*CHALLENGE A*
From the sliding-window text below, return the passage that begins at the words "windowSum = 5;" and stops after the words "match the window size.".
*CHALLENGE B*
Using the sliding-window text below, answer each question briefly:
(i) What value should be returned when the number is larger than the array length?
(ii) In the worked example, what is windowSum when endIndex is 3?
(iii) For minSubArrayLen([2,1,6,5,4], 9), which subarray is named as the smallest?
*CHALLENGE C*
For each statement, decide whether it agrees with the sliding-window text below. Answer yes or no, and quote the words from the text that settle it.
(i) The array given to the function may be empty.
(ii) The array may include negative whole numbers.
(iii) To shrink the window, the endIndex is moved back by one.

*READING TEXT*

******

Min Subarray Length Algorithm using the Sliding Window method

Given I have an array of integers, I want to determine the shortest subarray length where the sum of all the values in the subarray are equal to or greater than the number provided

minSubArrayLen(arr, targetSum)

The array passed through will only ever contain integers (Positive and Negative whole numbers including 0).
The array passed through will never be empty.
The number passed through will always be positive(Greater than 0).
The number passed through might be longer than the array's length.
In the case where the number is larger than the array length, return 0.

Examples

minSubArrayLen([2,3,1,2,4,3], 7)                 // Return: 2 because [4,3] is the smallest subarray
minSubArrayLen([2,1,6,5,4], 9)                   // Return: 2 because [5,4] is the smallest subarray
minSubArrayLen([3,1,7,11,2,9,8,21,62,33,19], 52) // Return: 1 because 62 is greater than 52
minSubArrayLen([1,4,16,22,5,7,8,9,10],39)        // Return: 3
minSubArrayLen([1,4,16,22,5,7,8,9,10],55)        // Return: 5
minSubArrayLen([4, 3, 3, 8, 1, 2, 3], 11)        // Return: 2
minSubArrayLen([1,4,16,22,5,7,8,9,10],95)        // Return: 0 because all the values added together do not equal 95

Let's break it down!

In this algorithm, we will be using the sliding window method to evaluate subarrays of different lengths to find the smalled subarray required to equal or be greater than the targetSum.
Let's break down this example.

minSubArrayLen([2,3,1,2,4,3], 7);

We have our array of integers ([2,3,1,2,4,3]) and the target sum (7).
First, we can define the window as being 1 value wide.

[2,3,1,2,4,3]
 ^
 
windowSum = 2;
targetSum = 7;
startIndex = 0;
endIndex = 0;
minSubarrayLength = 1;

Since the windowSum is not greater than or equal to the target sum, we need to increase the window size.
To do this we can add 1 to the endIndex.

[2,3,1,2,4,3]
 ^-^
 
windowSum = 5;
targetSum = 7;
startIndex = 0;
endIndex = 1;
minSubarrayLength = 2;

We now have the startIndex of the window at 0 and the endIndex of the window at 1, making this window 2 elements wide.
Because we've increased the size of the window, we also increased the minSubarrayLength to match the window size.
We will need to continue to increase the window size until the windowSum is greater than or equal to the targetSum.

[2,3,1,2,4,3]
 ^-^-^
 
windowSum = 6;
targetSum = 7;
startIndex = 0;
endIndex = 2;
minSubarrayLength = 3;

[2,3,1,2,4,3]
 ^-^-^-^
 
windowSum = 8;
targetSum = 7;
startIndex = 0;
endIndex = 3;
minSubarrayLength = 4;

Now that we have a windowSum that is greater than or equal to the targetSum, we need to see if we can decrease the minSubarrayLength.
To do this, we will need to remove the first element from the subarray and re-evaluate the windowSum.
In essance, shrinking the window by one element by moving the startIndex forwards by one and not touching the endIndex.

******

*ENTRIES*
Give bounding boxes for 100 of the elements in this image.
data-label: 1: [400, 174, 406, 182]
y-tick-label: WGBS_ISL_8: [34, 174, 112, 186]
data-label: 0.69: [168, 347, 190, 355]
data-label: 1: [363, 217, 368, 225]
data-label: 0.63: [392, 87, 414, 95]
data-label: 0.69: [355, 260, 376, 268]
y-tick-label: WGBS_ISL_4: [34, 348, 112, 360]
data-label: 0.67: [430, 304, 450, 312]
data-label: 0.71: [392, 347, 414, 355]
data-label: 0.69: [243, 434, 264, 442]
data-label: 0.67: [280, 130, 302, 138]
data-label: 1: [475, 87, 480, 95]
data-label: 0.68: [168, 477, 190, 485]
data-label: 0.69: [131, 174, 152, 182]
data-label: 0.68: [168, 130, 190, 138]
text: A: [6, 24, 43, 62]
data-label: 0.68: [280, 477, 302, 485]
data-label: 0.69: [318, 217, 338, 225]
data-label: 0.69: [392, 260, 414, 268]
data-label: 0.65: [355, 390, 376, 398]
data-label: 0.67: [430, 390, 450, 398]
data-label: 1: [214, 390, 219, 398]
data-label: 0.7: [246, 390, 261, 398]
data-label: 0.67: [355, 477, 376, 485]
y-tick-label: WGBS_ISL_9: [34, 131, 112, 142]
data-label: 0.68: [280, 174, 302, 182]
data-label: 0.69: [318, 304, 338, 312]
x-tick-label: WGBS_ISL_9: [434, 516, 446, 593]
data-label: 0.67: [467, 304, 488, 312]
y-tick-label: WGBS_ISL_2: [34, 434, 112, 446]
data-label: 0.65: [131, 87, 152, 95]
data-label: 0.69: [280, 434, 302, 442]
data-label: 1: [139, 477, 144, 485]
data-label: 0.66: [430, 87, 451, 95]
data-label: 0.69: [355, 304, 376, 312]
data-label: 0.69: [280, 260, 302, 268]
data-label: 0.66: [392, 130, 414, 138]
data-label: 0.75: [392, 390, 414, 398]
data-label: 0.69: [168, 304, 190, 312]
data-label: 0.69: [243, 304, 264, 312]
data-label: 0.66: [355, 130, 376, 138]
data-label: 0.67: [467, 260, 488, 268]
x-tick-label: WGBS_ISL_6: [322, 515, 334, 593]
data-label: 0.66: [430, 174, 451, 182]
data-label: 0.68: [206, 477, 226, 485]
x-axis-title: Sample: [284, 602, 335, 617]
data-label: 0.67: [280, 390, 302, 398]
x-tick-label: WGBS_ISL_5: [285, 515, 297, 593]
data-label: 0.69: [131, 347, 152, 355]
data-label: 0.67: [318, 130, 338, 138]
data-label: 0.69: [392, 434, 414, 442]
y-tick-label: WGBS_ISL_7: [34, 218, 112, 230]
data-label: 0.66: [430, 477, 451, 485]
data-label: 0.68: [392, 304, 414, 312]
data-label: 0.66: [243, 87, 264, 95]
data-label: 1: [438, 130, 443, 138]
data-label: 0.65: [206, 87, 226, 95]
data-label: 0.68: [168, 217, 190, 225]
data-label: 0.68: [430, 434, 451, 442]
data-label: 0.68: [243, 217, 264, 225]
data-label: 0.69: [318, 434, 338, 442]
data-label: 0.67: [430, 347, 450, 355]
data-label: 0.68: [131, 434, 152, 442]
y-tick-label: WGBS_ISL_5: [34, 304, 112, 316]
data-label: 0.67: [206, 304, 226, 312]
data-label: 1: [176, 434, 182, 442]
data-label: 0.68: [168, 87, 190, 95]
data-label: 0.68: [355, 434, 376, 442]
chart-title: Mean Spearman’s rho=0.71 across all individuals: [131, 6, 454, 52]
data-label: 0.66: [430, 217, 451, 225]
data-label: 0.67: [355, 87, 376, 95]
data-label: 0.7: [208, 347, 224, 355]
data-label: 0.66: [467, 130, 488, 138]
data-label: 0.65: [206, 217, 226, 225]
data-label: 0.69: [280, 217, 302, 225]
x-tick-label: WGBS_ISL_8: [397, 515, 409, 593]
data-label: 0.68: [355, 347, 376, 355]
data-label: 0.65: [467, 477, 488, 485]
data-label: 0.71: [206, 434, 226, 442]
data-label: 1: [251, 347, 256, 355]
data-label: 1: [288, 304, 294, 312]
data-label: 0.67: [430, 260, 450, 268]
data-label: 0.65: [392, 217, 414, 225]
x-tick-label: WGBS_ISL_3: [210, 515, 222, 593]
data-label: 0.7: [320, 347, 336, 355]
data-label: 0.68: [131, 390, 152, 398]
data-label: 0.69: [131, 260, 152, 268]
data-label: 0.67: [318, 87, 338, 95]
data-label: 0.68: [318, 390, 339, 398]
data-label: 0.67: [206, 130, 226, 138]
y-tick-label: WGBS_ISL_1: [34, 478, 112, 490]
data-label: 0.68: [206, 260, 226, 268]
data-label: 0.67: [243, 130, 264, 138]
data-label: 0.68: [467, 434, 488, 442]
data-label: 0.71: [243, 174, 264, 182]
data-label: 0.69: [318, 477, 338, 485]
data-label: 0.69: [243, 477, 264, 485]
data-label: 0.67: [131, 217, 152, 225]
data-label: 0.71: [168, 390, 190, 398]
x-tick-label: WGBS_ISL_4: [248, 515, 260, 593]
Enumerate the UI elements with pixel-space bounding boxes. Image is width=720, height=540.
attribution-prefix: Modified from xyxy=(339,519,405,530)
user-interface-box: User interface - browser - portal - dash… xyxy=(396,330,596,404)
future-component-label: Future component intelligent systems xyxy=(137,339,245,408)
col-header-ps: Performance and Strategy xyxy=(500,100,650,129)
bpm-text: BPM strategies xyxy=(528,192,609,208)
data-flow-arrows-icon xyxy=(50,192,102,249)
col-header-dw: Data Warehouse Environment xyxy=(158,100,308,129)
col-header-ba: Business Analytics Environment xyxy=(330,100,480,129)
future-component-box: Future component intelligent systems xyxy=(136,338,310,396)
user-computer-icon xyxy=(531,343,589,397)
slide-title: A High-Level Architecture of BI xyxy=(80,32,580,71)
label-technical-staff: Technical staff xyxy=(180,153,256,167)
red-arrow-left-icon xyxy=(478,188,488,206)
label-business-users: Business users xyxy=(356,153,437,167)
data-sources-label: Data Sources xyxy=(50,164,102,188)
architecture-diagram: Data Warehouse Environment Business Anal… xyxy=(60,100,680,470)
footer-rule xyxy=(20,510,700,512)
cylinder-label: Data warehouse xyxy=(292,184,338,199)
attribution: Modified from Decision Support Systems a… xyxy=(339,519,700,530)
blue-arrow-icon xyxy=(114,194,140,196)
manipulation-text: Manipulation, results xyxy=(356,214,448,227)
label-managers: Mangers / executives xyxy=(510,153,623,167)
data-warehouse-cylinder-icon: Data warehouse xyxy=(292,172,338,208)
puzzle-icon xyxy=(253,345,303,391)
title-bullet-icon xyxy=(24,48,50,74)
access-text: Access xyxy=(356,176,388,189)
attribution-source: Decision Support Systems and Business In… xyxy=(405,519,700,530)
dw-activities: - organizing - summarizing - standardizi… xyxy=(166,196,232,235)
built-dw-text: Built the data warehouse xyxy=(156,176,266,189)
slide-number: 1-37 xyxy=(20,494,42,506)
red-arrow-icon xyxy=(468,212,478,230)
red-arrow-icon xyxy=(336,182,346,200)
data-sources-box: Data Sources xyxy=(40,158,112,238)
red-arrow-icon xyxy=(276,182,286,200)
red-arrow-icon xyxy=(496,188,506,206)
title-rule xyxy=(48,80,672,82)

******

*EXERCISE RESULT A*
windowSum = 5;
targetSum = 7;
startIndex = 0;
endIndex = 1;
minSubarrayLength = 2;

We now have the startIndex of the window at 0 and the endIndex of the window at 1, making this window 2 elements wide.
Because we've increased the size of the window, we also increased the minSubarrayLength to match the window size.

*EXERCISE RESULT B*
(i) 0
(ii) 8
(iii) [5,4]

*EXERCISE RESULT C*
(i) No: "The array passed through will never be empty."
(ii) Yes: "The array passed through will only ever contain integers (Positive and Negative whole numbers including 0)."
(iii) No: "moving the startIndex forwards by one and not touching the endIndex"